=== PROVIDED RECORDS ===

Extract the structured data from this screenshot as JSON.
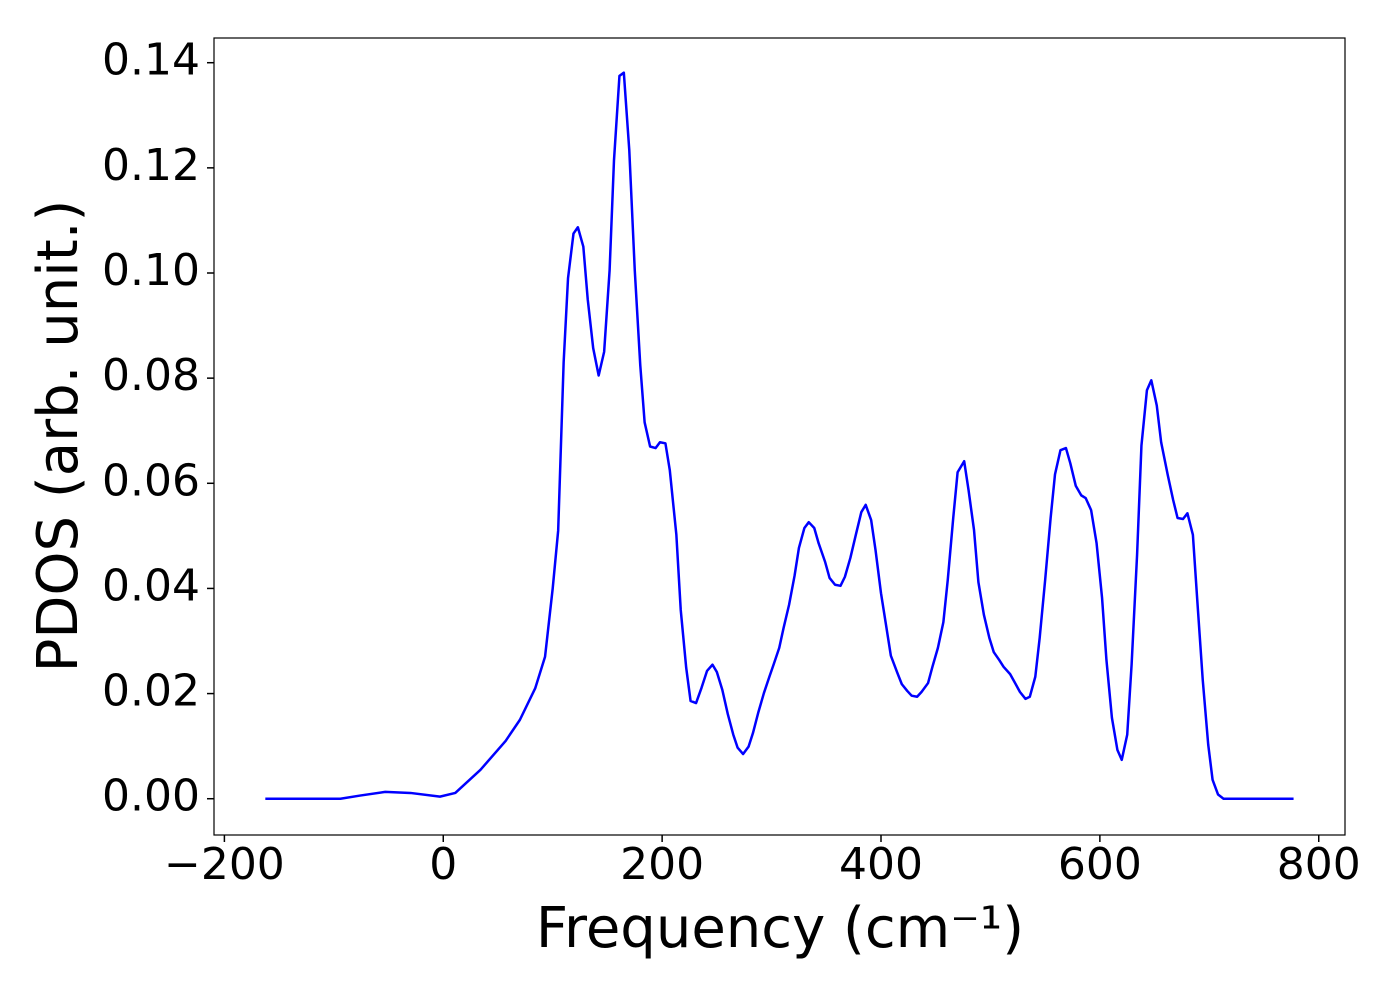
{
  "chart_data": {
    "type": "line",
    "x_label": "Frequency (cm⁻¹)",
    "y_label": "PDOS (arb. unit.)",
    "xlim": [
      -209.5,
      824
    ],
    "ylim": [
      -0.0069,
      0.1447
    ],
    "xticks": [
      {
        "value": -200,
        "label": "−200"
      },
      0,
      200,
      400,
      600,
      800
    ],
    "yticks": [
      {
        "value": 0,
        "label": "0.00"
      },
      {
        "value": 0.02,
        "label": "0.02"
      },
      {
        "value": 0.04,
        "label": "0.04"
      },
      {
        "value": 0.06,
        "label": "0.06"
      },
      {
        "value": 0.08,
        "label": "0.08"
      },
      {
        "value": 0.1,
        "label": "0.10"
      },
      {
        "value": 0.12,
        "label": "0.12"
      },
      {
        "value": 0.14,
        "label": "0.14"
      }
    ],
    "grid": false,
    "series": [
      {
        "color": "#0000ff",
        "x": [
          -162.6,
          -94,
          -76,
          -53,
          -30,
          -3,
          11,
          34,
          57,
          70,
          84,
          93,
          100,
          105,
          110,
          114,
          119,
          123,
          128,
          132,
          137,
          142,
          147,
          152,
          156,
          161,
          165,
          170,
          175,
          180,
          184,
          189,
          194,
          198,
          203,
          207,
          213,
          217,
          222,
          226,
          231,
          236,
          241,
          246,
          250,
          255,
          260,
          265,
          269,
          274,
          279,
          283,
          288,
          293,
          298,
          302,
          307,
          311,
          316,
          321,
          325,
          330,
          334,
          339,
          343,
          349,
          353,
          358,
          363,
          367,
          372,
          377,
          382,
          386,
          391,
          395,
          400,
          405,
          409,
          415,
          419,
          424,
          428,
          433,
          437,
          443,
          447,
          452,
          457,
          461,
          466,
          470,
          476,
          480,
          485,
          489,
          494,
          499,
          503,
          508,
          512,
          518,
          522,
          527,
          532,
          536,
          541,
          545,
          550,
          555,
          559,
          564,
          569,
          573,
          578,
          583,
          587,
          592,
          597,
          602,
          606,
          611,
          616,
          620,
          625,
          629,
          634,
          638,
          643,
          647,
          652,
          656,
          662,
          667,
          671,
          676,
          680,
          685,
          689,
          694,
          699,
          703,
          708,
          713,
          777
        ],
        "values": [
          0,
          0,
          0.0006,
          0.0013,
          0.0011,
          0.0004,
          0.0011,
          0.0055,
          0.011,
          0.015,
          0.021,
          0.027,
          0.04,
          0.051,
          0.083,
          0.099,
          0.1075,
          0.1087,
          0.105,
          0.095,
          0.0857,
          0.0805,
          0.085,
          0.1005,
          0.1214,
          0.1375,
          0.1381,
          0.1233,
          0.1005,
          0.0825,
          0.0716,
          0.067,
          0.0667,
          0.0678,
          0.0676,
          0.0625,
          0.0502,
          0.0359,
          0.0249,
          0.0186,
          0.0182,
          0.0211,
          0.0243,
          0.0255,
          0.0241,
          0.0207,
          0.0161,
          0.0122,
          0.0097,
          0.0085,
          0.0099,
          0.0125,
          0.0165,
          0.0201,
          0.0232,
          0.0256,
          0.0287,
          0.0325,
          0.0369,
          0.0424,
          0.0477,
          0.0515,
          0.0526,
          0.0515,
          0.0486,
          0.045,
          0.042,
          0.0407,
          0.0405,
          0.0422,
          0.0458,
          0.0502,
          0.0545,
          0.0559,
          0.053,
          0.0473,
          0.0391,
          0.0325,
          0.0272,
          0.0239,
          0.0218,
          0.0205,
          0.0196,
          0.0194,
          0.0203,
          0.022,
          0.0251,
          0.0287,
          0.0336,
          0.0416,
          0.0534,
          0.0621,
          0.0642,
          0.0587,
          0.0511,
          0.0412,
          0.035,
          0.0306,
          0.0279,
          0.0264,
          0.0251,
          0.0237,
          0.0222,
          0.0203,
          0.019,
          0.0194,
          0.0232,
          0.0306,
          0.0416,
          0.0534,
          0.0617,
          0.0663,
          0.0667,
          0.0638,
          0.0595,
          0.0577,
          0.0572,
          0.0549,
          0.0486,
          0.0382,
          0.0264,
          0.0154,
          0.0093,
          0.0074,
          0.0122,
          0.0255,
          0.0464,
          0.0672,
          0.0777,
          0.0796,
          0.0748,
          0.0678,
          0.0616,
          0.0568,
          0.0534,
          0.0532,
          0.0543,
          0.0502,
          0.0378,
          0.0226,
          0.0103,
          0.0036,
          0.0008,
          0,
          0
        ]
      }
    ]
  }
}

===

▸ **TASK STATEMENT**: Reproduce every entry word for word, but omit the pictures.

▸ **COMPLETE RESPONSE**:
Extract the structured data from this screenshot as JSON.
{
  "chart_data": {
    "type": "line",
    "x_label": "Frequency (cm⁻¹)",
    "y_label": "PDOS (arb. unit.)",
    "xlim": [
      -209.5,
      824
    ],
    "ylim": [
      -0.0069,
      0.1447
    ],
    "xticks": [
      {
        "value": -200,
        "label": "−200"
      },
      0,
      200,
      400,
      600,
      800
    ],
    "yticks": [
      {
        "value": 0,
        "label": "0.00"
      },
      {
        "value": 0.02,
        "label": "0.02"
      },
      {
        "value": 0.04,
        "label": "0.04"
      },
      {
        "value": 0.06,
        "label": "0.06"
      },
      {
        "value": 0.08,
        "label": "0.08"
      },
      {
        "value": 0.1,
        "label": "0.10"
      },
      {
        "value": 0.12,
        "label": "0.12"
      },
      {
        "value": 0.14,
        "label": "0.14"
      }
    ],
    "grid": false,
    "series": [
      {
        "color": "#0000ff",
        "x": [
          -162.6,
          -94,
          -76,
          -53,
          -30,
          -3,
          11,
          34,
          57,
          70,
          84,
          93,
          100,
          105,
          110,
          114,
          119,
          123,
          128,
          132,
          137,
          142,
          147,
          152,
          156,
          161,
          165,
          170,
          175,
          180,
          184,
          189,
          194,
          198,
          203,
          207,
          213,
          217,
          222,
          226,
          231,
          236,
          241,
          246,
          250,
          255,
          260,
          265,
          269,
          274,
          279,
          283,
          288,
          293,
          298,
          302,
          307,
          311,
          316,
          321,
          325,
          330,
          334,
          339,
          343,
          349,
          353,
          358,
          363,
          367,
          372,
          377,
          382,
          386,
          391,
          395,
          400,
          405,
          409,
          415,
          419,
          424,
          428,
          433,
          437,
          443,
          447,
          452,
          457,
          461,
          466,
          470,
          476,
          480,
          485,
          489,
          494,
          499,
          503,
          508,
          512,
          518,
          522,
          527,
          532,
          536,
          541,
          545,
          550,
          555,
          559,
          564,
          569,
          573,
          578,
          583,
          587,
          592,
          597,
          602,
          606,
          611,
          616,
          620,
          625,
          629,
          634,
          638,
          643,
          647,
          652,
          656,
          662,
          667,
          671,
          676,
          680,
          685,
          689,
          694,
          699,
          703,
          708,
          713,
          777
        ],
        "values": [
          0,
          0,
          0.0006,
          0.0013,
          0.0011,
          0.0004,
          0.0011,
          0.0055,
          0.011,
          0.015,
          0.021,
          0.027,
          0.04,
          0.051,
          0.083,
          0.099,
          0.1075,
          0.1087,
          0.105,
          0.095,
          0.0857,
          0.0805,
          0.085,
          0.1005,
          0.1214,
          0.1375,
          0.1381,
          0.1233,
          0.1005,
          0.0825,
          0.0716,
          0.067,
          0.0667,
          0.0678,
          0.0676,
          0.0625,
          0.0502,
          0.0359,
          0.0249,
          0.0186,
          0.0182,
          0.0211,
          0.0243,
          0.0255,
          0.0241,
          0.0207,
          0.0161,
          0.0122,
          0.0097,
          0.0085,
          0.0099,
          0.0125,
          0.0165,
          0.0201,
          0.0232,
          0.0256,
          0.0287,
          0.0325,
          0.0369,
          0.0424,
          0.0477,
          0.0515,
          0.0526,
          0.0515,
          0.0486,
          0.045,
          0.042,
          0.0407,
          0.0405,
          0.0422,
          0.0458,
          0.0502,
          0.0545,
          0.0559,
          0.053,
          0.0473,
          0.0391,
          0.0325,
          0.0272,
          0.0239,
          0.0218,
          0.0205,
          0.0196,
          0.0194,
          0.0203,
          0.022,
          0.0251,
          0.0287,
          0.0336,
          0.0416,
          0.0534,
          0.0621,
          0.0642,
          0.0587,
          0.0511,
          0.0412,
          0.035,
          0.0306,
          0.0279,
          0.0264,
          0.0251,
          0.0237,
          0.0222,
          0.0203,
          0.019,
          0.0194,
          0.0232,
          0.0306,
          0.0416,
          0.0534,
          0.0617,
          0.0663,
          0.0667,
          0.0638,
          0.0595,
          0.0577,
          0.0572,
          0.0549,
          0.0486,
          0.0382,
          0.0264,
          0.0154,
          0.0093,
          0.0074,
          0.0122,
          0.0255,
          0.0464,
          0.0672,
          0.0777,
          0.0796,
          0.0748,
          0.0678,
          0.0616,
          0.0568,
          0.0534,
          0.0532,
          0.0543,
          0.0502,
          0.0378,
          0.0226,
          0.0103,
          0.0036,
          0.0008,
          0,
          0
        ]
      }
    ]
  }
}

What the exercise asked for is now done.